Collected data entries
# # # #

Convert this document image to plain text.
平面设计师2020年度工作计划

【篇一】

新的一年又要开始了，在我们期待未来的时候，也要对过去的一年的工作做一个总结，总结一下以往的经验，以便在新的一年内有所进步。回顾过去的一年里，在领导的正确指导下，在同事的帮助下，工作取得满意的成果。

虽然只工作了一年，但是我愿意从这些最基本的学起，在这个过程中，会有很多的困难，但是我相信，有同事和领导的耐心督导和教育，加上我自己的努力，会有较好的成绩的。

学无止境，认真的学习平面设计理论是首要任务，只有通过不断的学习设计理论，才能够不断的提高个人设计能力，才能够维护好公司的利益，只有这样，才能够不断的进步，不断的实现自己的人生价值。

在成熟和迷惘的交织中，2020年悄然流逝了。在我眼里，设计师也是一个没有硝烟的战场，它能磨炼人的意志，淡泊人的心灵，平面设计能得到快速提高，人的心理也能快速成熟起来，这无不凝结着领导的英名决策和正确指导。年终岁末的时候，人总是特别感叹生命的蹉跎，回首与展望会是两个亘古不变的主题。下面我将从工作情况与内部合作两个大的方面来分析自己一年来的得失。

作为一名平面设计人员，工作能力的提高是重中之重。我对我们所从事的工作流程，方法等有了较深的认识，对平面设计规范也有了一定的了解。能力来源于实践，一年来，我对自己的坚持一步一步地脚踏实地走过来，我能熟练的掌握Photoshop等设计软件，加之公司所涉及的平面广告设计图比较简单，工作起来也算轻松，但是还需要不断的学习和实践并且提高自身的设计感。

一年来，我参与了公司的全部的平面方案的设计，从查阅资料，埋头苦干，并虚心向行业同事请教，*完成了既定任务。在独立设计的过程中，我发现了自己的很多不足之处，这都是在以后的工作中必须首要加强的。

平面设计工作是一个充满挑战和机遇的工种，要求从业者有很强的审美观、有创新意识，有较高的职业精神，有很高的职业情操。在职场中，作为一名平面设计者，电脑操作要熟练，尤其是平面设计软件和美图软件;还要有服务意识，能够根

# # # #

§ SHORT PROBLEM
Restate the whole listing exactly.

§ EXERCISE SOLUTION
Convert this document image to plain text.
平面设计师2020年度工作计划

【篇一】

新的一年又要开始了，在我们期待未来的时候，也要对过去的一年的工作做一个总结，总结一下以往的经验，以便在新的一年内有所进步。回顾过去的一年里，在领导的正确指导下，在同事的帮助下，工作取得满意的成果。

虽然只工作了一年，但是我愿意从这些最基本的学起，在这个过程中，会有很多的困难，但是我相信，有同事和领导的耐心督导和教育，加上我自己的努力，会有较好的成绩的。

学无止境，认真的学习平面设计理论是首要任务，只有通过不断的学习设计理论，才能够不断的提高个人设计能力，才能够维护好公司的利益，只有这样，才能够不断的进步，不断的实现自己的人生价值。

在成熟和迷惘的交织中，2020年悄然流逝了。在我眼里，设计师也是一个没有硝烟的战场，它能磨炼人的意志，淡泊人的心灵，平面设计能得到快速提高，人的心理也能快速成熟起来，这无不凝结着领导的英名决策和正确指导。年终岁末的时候，人总是特别感叹生命的蹉跎，回首与展望会是两个亘古不变的主题。下面我将从工作情况与内部合作两个大的方面来分析自己一年来的得失。

作为一名平面设计人员，工作能力的提高是重中之重。我对我们所从事的工作流程，方法等有了较深的认识，对平面设计规范也有了一定的了解。能力来源于实践，一年来，我对自己的坚持一步一步地脚踏实地走过来，我能熟练的掌握Photoshop等设计软件，加之公司所涉及的平面广告设计图比较简单，工作起来也算轻松，但是还需要不断的学习和实践并且提高自身的设计感。

一年来，我参与了公司的全部的平面方案的设计，从查阅资料，埋头苦干，并虚心向行业同事请教，*完成了既定任务。在独立设计的过程中，我发现了自己的很多不足之处，这都是在以后的工作中必须首要加强的。

平面设计工作是一个充满挑战和机遇的工种，要求从业者有很强的审美观、有创新意识，有较高的职业精神，有很高的职业情操。在职场中，作为一名平面设计者，电脑操作要熟练，尤其是平面设计软件和美图软件;还要有服务意识，能够根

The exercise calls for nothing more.